- Required task -
Go through the entries below, tally each line with the string "page", and give the final number by itself.

···

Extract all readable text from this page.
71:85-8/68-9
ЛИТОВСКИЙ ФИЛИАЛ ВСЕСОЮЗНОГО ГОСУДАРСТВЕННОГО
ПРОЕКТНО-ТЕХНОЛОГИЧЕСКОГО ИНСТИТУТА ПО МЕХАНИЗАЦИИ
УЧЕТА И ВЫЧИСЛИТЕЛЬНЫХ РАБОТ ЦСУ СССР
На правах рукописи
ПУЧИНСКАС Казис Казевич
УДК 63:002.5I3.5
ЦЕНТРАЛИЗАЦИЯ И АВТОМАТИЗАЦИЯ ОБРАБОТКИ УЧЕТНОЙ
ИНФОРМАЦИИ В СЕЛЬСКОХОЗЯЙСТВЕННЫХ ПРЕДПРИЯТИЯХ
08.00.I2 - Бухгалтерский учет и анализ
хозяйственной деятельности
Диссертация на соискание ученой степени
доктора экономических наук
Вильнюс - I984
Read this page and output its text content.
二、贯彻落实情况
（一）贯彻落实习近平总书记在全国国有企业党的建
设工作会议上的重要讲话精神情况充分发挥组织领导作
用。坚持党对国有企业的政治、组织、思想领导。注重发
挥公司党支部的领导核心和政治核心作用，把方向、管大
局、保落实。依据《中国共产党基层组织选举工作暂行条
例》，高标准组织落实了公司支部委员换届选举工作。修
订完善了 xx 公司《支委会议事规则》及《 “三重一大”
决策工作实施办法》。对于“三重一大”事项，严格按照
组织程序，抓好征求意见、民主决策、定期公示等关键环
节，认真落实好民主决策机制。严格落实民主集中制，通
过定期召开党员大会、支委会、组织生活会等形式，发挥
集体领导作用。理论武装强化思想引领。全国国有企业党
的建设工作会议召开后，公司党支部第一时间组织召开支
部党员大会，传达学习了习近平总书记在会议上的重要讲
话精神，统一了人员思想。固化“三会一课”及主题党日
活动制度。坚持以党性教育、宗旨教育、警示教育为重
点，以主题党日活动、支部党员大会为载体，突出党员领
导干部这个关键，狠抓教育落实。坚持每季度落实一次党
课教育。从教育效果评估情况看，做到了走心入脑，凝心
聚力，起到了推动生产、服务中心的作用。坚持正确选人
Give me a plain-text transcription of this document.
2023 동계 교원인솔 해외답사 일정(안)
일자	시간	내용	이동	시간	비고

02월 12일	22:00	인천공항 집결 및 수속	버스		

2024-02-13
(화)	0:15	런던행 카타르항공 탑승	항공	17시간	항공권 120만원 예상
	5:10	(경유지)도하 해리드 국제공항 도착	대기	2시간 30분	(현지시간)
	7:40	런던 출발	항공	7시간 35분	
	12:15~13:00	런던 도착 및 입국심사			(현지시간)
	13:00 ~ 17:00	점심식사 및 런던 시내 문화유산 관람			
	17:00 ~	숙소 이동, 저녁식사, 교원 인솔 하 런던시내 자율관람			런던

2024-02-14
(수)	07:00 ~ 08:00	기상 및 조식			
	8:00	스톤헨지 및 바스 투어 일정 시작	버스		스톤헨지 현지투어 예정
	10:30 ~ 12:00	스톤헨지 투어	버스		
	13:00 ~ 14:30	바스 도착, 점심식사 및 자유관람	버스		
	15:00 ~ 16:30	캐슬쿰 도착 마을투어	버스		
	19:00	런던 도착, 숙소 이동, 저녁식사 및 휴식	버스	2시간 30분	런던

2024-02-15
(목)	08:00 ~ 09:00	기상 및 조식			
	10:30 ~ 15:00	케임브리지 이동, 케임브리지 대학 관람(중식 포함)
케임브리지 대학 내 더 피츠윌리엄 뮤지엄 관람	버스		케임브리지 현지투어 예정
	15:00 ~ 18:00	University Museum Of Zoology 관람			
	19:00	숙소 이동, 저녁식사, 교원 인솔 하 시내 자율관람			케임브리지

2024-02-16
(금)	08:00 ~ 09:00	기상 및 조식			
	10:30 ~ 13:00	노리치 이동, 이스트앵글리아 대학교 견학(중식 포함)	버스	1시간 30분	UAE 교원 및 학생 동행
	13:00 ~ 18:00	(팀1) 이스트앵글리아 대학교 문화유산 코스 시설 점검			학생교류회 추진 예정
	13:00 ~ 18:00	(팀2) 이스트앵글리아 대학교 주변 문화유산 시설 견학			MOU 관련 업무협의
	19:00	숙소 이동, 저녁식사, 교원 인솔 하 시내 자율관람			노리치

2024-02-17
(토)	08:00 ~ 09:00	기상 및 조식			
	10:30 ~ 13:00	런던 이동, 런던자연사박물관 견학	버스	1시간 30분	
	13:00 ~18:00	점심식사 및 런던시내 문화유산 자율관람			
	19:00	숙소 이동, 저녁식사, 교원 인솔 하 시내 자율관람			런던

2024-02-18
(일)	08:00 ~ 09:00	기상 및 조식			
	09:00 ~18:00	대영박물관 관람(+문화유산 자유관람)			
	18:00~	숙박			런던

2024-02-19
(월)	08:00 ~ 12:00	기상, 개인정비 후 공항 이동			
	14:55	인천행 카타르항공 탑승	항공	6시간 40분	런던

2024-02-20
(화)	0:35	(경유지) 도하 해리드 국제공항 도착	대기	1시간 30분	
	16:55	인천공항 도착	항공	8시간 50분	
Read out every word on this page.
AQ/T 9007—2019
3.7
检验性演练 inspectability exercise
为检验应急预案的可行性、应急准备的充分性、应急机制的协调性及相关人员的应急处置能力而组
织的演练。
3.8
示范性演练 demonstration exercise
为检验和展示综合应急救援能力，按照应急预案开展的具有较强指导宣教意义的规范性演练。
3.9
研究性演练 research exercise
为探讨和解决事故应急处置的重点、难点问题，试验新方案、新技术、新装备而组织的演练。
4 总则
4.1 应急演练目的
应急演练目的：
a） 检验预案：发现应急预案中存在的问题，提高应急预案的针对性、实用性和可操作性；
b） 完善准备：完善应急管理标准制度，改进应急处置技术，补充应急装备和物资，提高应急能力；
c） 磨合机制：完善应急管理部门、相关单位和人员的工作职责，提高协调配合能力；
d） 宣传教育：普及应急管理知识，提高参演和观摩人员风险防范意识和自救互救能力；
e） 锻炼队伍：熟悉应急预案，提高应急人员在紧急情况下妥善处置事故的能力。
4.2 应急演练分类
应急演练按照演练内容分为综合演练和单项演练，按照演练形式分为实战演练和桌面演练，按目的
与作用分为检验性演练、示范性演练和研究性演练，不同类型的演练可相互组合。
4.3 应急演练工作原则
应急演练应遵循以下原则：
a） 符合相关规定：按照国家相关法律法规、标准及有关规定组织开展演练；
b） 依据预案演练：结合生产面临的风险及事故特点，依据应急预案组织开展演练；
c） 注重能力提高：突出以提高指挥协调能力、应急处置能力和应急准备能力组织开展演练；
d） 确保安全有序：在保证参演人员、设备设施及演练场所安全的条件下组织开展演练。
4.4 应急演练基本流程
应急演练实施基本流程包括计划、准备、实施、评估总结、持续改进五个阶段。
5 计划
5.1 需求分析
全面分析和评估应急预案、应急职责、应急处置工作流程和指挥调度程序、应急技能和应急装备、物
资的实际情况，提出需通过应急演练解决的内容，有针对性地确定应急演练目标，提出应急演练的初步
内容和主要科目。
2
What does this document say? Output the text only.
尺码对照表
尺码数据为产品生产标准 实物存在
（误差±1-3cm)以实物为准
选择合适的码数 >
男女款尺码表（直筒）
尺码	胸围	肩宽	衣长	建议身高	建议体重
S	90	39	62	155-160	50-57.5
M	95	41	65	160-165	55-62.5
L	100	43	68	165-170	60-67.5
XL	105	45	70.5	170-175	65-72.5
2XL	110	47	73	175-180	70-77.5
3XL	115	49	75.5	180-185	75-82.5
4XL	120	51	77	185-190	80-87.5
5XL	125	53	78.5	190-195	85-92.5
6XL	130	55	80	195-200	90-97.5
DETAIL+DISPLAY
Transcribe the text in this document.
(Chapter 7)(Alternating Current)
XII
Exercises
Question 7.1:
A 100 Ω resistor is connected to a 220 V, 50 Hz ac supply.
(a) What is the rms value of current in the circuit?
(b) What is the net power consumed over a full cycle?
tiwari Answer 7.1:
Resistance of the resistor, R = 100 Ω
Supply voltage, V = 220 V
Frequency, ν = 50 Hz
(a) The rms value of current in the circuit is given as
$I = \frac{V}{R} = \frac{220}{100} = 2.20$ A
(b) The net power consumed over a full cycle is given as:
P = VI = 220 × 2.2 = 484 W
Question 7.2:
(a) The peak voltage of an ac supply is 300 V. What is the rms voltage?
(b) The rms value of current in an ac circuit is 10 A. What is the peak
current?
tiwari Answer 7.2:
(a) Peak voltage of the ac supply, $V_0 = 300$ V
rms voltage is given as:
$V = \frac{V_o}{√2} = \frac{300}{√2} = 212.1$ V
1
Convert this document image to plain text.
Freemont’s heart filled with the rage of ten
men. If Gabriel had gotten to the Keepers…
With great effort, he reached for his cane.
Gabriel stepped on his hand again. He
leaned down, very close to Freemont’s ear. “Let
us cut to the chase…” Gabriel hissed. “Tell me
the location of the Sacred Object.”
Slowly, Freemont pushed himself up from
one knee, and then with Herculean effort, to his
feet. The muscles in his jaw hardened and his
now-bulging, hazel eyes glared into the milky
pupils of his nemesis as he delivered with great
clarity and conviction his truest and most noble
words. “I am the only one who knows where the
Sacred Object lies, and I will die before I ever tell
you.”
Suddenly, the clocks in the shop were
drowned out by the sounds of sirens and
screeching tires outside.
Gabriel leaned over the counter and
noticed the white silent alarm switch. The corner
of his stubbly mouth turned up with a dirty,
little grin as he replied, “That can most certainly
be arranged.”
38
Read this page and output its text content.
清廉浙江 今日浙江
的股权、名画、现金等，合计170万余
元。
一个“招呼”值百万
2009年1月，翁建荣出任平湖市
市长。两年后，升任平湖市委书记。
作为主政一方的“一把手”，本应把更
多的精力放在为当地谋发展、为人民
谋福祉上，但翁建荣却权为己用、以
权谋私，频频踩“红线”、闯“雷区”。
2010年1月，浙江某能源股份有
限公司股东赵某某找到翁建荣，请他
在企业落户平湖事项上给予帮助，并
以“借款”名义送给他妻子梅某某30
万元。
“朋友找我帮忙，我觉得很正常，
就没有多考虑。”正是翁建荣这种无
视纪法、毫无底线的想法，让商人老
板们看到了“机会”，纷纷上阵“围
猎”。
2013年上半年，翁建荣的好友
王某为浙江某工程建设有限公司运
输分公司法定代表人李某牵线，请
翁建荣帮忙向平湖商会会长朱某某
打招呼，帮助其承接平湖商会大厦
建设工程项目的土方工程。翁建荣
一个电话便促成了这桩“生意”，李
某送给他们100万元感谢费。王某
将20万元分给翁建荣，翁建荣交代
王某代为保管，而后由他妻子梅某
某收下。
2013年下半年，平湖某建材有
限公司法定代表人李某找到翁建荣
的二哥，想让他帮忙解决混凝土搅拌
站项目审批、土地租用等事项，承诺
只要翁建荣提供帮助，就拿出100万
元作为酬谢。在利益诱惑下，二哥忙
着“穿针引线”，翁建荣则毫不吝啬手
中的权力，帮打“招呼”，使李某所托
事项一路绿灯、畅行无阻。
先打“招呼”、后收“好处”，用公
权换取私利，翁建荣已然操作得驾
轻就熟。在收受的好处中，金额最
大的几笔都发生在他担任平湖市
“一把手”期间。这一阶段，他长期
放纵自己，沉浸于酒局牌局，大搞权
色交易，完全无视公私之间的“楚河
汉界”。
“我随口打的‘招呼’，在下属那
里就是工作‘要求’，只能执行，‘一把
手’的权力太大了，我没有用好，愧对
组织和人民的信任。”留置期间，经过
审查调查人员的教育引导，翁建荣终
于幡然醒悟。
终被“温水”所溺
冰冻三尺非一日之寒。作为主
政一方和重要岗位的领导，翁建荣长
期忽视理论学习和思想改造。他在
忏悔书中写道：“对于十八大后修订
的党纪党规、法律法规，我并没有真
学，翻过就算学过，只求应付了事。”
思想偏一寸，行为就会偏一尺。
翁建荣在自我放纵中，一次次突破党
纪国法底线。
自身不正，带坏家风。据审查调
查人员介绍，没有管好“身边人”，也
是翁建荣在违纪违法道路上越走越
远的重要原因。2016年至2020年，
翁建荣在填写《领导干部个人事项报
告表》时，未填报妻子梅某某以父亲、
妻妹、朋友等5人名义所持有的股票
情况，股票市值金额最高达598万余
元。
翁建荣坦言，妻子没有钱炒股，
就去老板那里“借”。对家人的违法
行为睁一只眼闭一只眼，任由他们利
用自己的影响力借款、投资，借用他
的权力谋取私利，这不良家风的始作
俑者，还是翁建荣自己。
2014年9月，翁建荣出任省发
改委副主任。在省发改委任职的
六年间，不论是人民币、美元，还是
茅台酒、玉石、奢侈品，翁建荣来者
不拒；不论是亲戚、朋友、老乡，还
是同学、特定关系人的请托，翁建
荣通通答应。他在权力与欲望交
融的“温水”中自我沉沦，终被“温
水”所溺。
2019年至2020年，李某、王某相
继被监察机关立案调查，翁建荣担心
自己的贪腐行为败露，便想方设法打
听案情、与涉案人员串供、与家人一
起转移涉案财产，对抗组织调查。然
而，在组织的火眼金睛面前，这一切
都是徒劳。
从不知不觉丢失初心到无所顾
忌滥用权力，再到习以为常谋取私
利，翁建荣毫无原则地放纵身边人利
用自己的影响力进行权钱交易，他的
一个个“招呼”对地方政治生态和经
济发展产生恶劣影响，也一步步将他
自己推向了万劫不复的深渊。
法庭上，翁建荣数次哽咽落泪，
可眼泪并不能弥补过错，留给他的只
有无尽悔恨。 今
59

···

- Written answer -
4